··· Records for this exercise

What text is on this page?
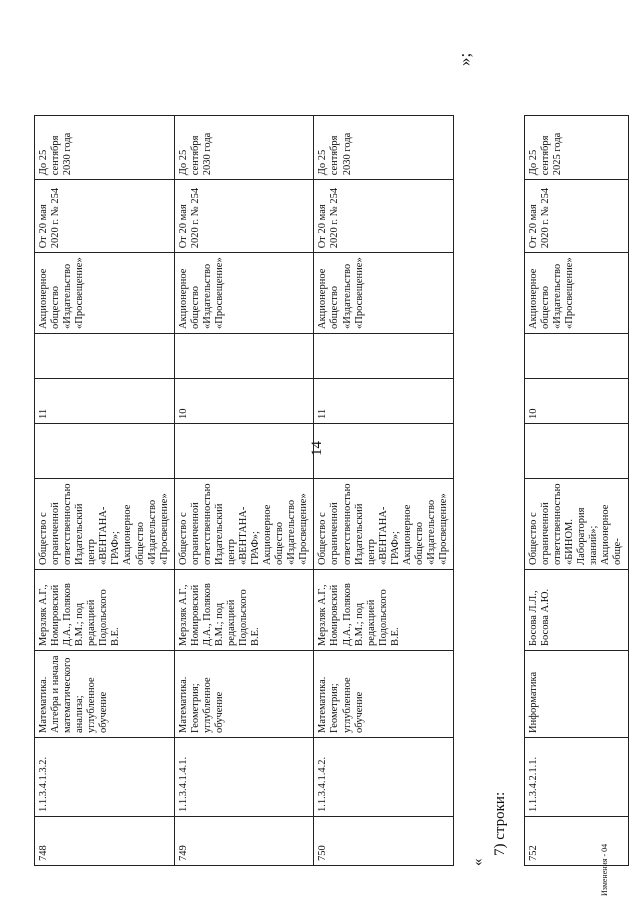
14
748	1.1.3.4.1.3.2.	Математика. Алгебра и начала математического анализа; углубленное обучение	Мерзляк А.Г., Номировский Д.А., Поляков В.М.; под редакцией Подольского В.Е.	Общество с ограниченной ответственностью Издательский центр «ВЕНТАНА-ГРАФ»; Акционерное общество «Издательство «Просвещение»		11		Акционерное общество «Издательство «Просвещение»	От 20 мая 2020 г. № 254	До 25 сентября 2030 года
749	1.1.3.4.1.4.1.	Математика. Геометрия; углубленное обучение	Мерзляк А.Г., Номировский Д.А., Поляков В.М.; под редакцией Подольского В.Е.	Общество с ограниченной ответственностью Издательский центр «ВЕНТАНА-ГРАФ»; Акционерное общество «Издательство «Просвещение»		10		Акционерное общество «Издательство «Просвещение»	От 20 мая 2020 г. № 254	До 25 сентября 2030 года
750	1.1.3.4.1.4.2.	Математика. Геометрия; углубленное обучение	Мерзляк А.Г., Номировский Д.А., Поляков В.М.; под редакцией Подольского В.Е.	Общество с ограниченной ответственностью Издательский центр «ВЕНТАНА-ГРАФ»; Акционерное общество «Издательство «Просвещение»		11		Акционерное общество «Издательство «Просвещение»	От 20 мая 2020 г. № 254	До 25 сентября 2030 года
»;
«
7) строки: 752	1.1.3.4.2.1.1.	Информатика	Босова Л.Л., Босова А.Ю.	Общество с ограниченной ответственностью «БИНОМ. Лаборатория знаний»; Акционерное обще-		10		Акционерное общество «Издательство «Просвещение»	От 20 мая 2020 г. № 254	До 25 сентября 2025 года
Изменения - 04
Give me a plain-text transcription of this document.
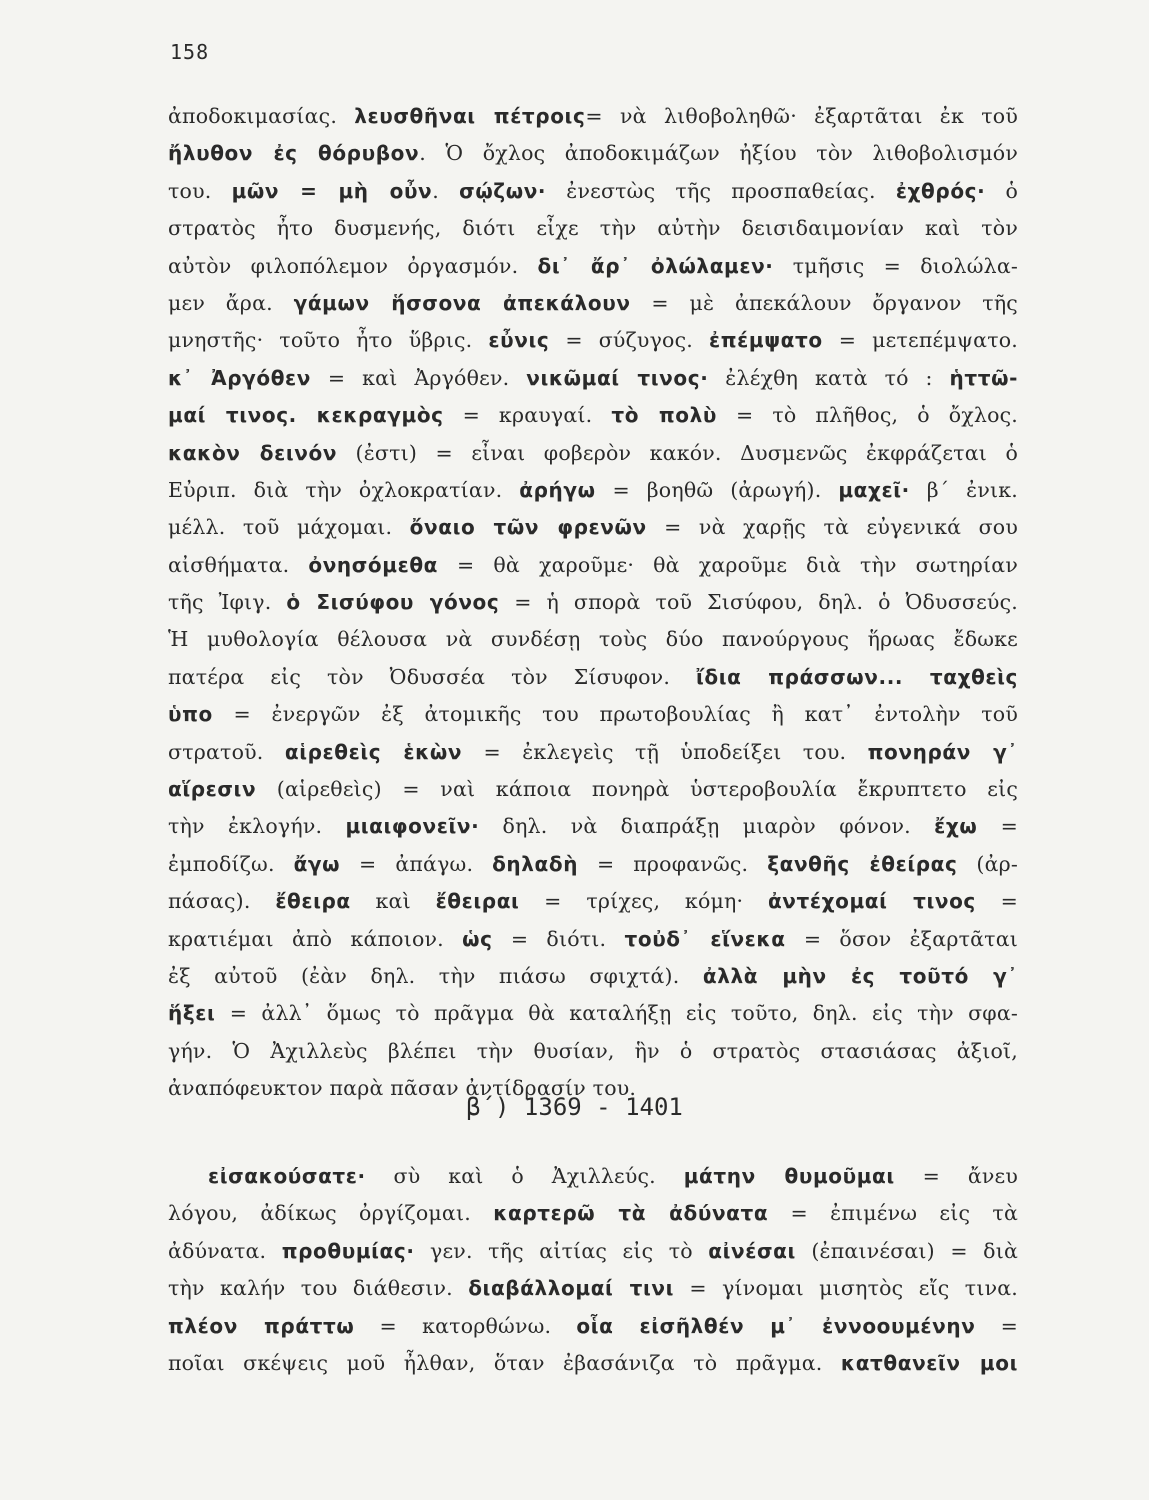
158
ἀποδοκιμασίας. λευσθῆναι πέτροις= νὰ λιθοβοληθῶ· ἐξαρτᾶται ἐκ τοῦ
ἤλυθον ἐς θόρυβον. Ὁ ὄχλος ἀποδοκιμάζων ἠξίου τὸν λιθοβολισμόν
του. μῶν = μὴ οὖν. σῴζων· ἐνεστὼς τῆς προσπαθείας. ἐχθρός· ὁ
στρατὸς ἦτο δυσμενής, διότι εἶχε τὴν αὐτὴν δεισιδαιμονίαν καὶ τὸν
αὐτὸν φιλοπόλεμον ὀργασμόν. δι᾽ ἄρ᾽ ὀλώλαμεν· τμῆσις = διολώλα-
μεν ἄρα. γάμων ἥσσονα ἀπεκάλουν = μὲ ἀπεκάλουν ὄργανον τῆς
μνηστῆς· τοῦτο ἦτο ὕβρις. εὖνις = σύζυγος. ἐπέμψατο = μετεπέμψατο.
κ᾽ Ἀργόθεν = καὶ Ἀργόθεν. νικῶμαί τινος· ἐλέχθη κατὰ τό : ἡττῶ-
μαί τινος. κεκραγμὸς = κραυγαί. τὸ πολὺ = τὸ πλῆθος, ὁ ὄχλος.
κακὸν δεινόν (ἐστι) = εἶναι φοβερὸν κακόν. Δυσμενῶς ἐκφράζεται ὁ
Εὐριπ. διὰ τὴν ὀχλοκρατίαν. ἀρήγω = βοηθῶ (ἀρωγή). μαχεῖ· β΄ ἐνικ.
μέλλ. τοῦ μάχομαι. ὄναιο τῶν φρενῶν = νὰ χαρῇς τὰ εὐγενικά σου
αἰσθήματα. ὀνησόμεθα = θὰ χαροῦμε· θὰ χαροῦμε διὰ τὴν σωτηρίαν
τῆς Ἰφιγ. ὁ Σισύφου γόνος = ἡ σπορὰ τοῦ Σισύφου, δηλ. ὁ Ὀδυσσεύς.
Ἡ μυθολογία θέλουσα νὰ συνδέσῃ τοὺς δύο πανούργους ἥρωας ἔδωκε
πατέρα εἰς τὸν Ὀδυσσέα τὸν Σίσυφον. ἴδια πράσσων... ταχθεὶς
ὑπο = ἐνεργῶν ἐξ ἀτομικῆς του πρωτοβουλίας ἢ κατ᾽ ἐντολὴν τοῦ
στρατοῦ. αἱρεθεὶς ἑκὼν = ἐκλεγεὶς τῇ ὑποδείξει του. πονηράν γ᾽
αἵρεσιν (αἱρεθεὶς) = ναὶ κάποια πονηρὰ ὑστεροβουλία ἔκρυπτετο εἰς
τὴν ἐκλογήν. μιαιφονεῖν· δηλ. νὰ διαπράξῃ μιαρὸν φόνον. ἔχω =
ἐμποδίζω. ἄγω = ἀπάγω. δηλαδὴ = προφανῶς. ξανθῆς ἐθείρας (ἀρ-
πάσας). ἔθειρα καὶ ἔθειραι = τρίχες, κόμη· ἀντέχομαί τινος =
κρατιέμαι ἀπὸ κάποιον. ὡς = διότι. τοὐδ᾽ εἵνεκα = ὅσον ἐξαρτᾶται
ἐξ αὐτοῦ (ἐὰν δηλ. τὴν πιάσω σφιχτά). ἀλλὰ μὴν ἐς τοῦτό γ᾽
ἥξει = ἀλλ᾽ ὅμως τὸ πρᾶγμα θὰ καταλήξῃ εἰς τοῦτο, δηλ. εἰς τὴν σφα-
γήν. Ὁ Ἀχιλλεὺς βλέπει τὴν θυσίαν, ἣν ὁ στρατὸς στασιάσας ἀξιοῖ,
ἀναπόφευκτον παρὰ πᾶσαν ἀντίδρασίν του.
β΄) 1369 - 1401
εἰσακούσατε· σὺ καὶ ὁ Ἀχιλλεύς. μάτην θυμοῦμαι = ἄνευ
λόγου, ἀδίκως ὀργίζομαι. καρτερῶ τὰ ἀδύνατα = ἐπιμένω εἰς τὰ
ἀδύνατα. προθυμίας· γεν. τῆς αἰτίας εἰς τὸ αἰνέσαι (ἐπαινέσαι) = διὰ
τὴν καλήν του διάθεσιν. διαβάλλομαί τινι = γίνομαι μισητὸς εἴς τινα.
πλέον πράττω = κατορθώνω. οἷα εἰσῆλθέν μ᾽ ἐννοουμένην =
ποῖαι σκέψεις μοῦ ἦλθαν, ὅταν ἐβασάνιζα τὸ πρᾶγμα. κατθανεῖν μοι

······

§ **Given instruction**
Extract each line from the entries above that contains the string "τοῦτο".

§ **The response**
μνηστῆς· τοῦτο ἦτο ὕβρις. εὖνις = σύζυγος. ἐπέμψατο = μετεπέμψατο.
ἥξει = ἀλλ᾽ ὅμως τὸ πρᾶγμα θὰ καταλήξῃ εἰς τοῦτο, δηλ. εἰς τὴν σφα-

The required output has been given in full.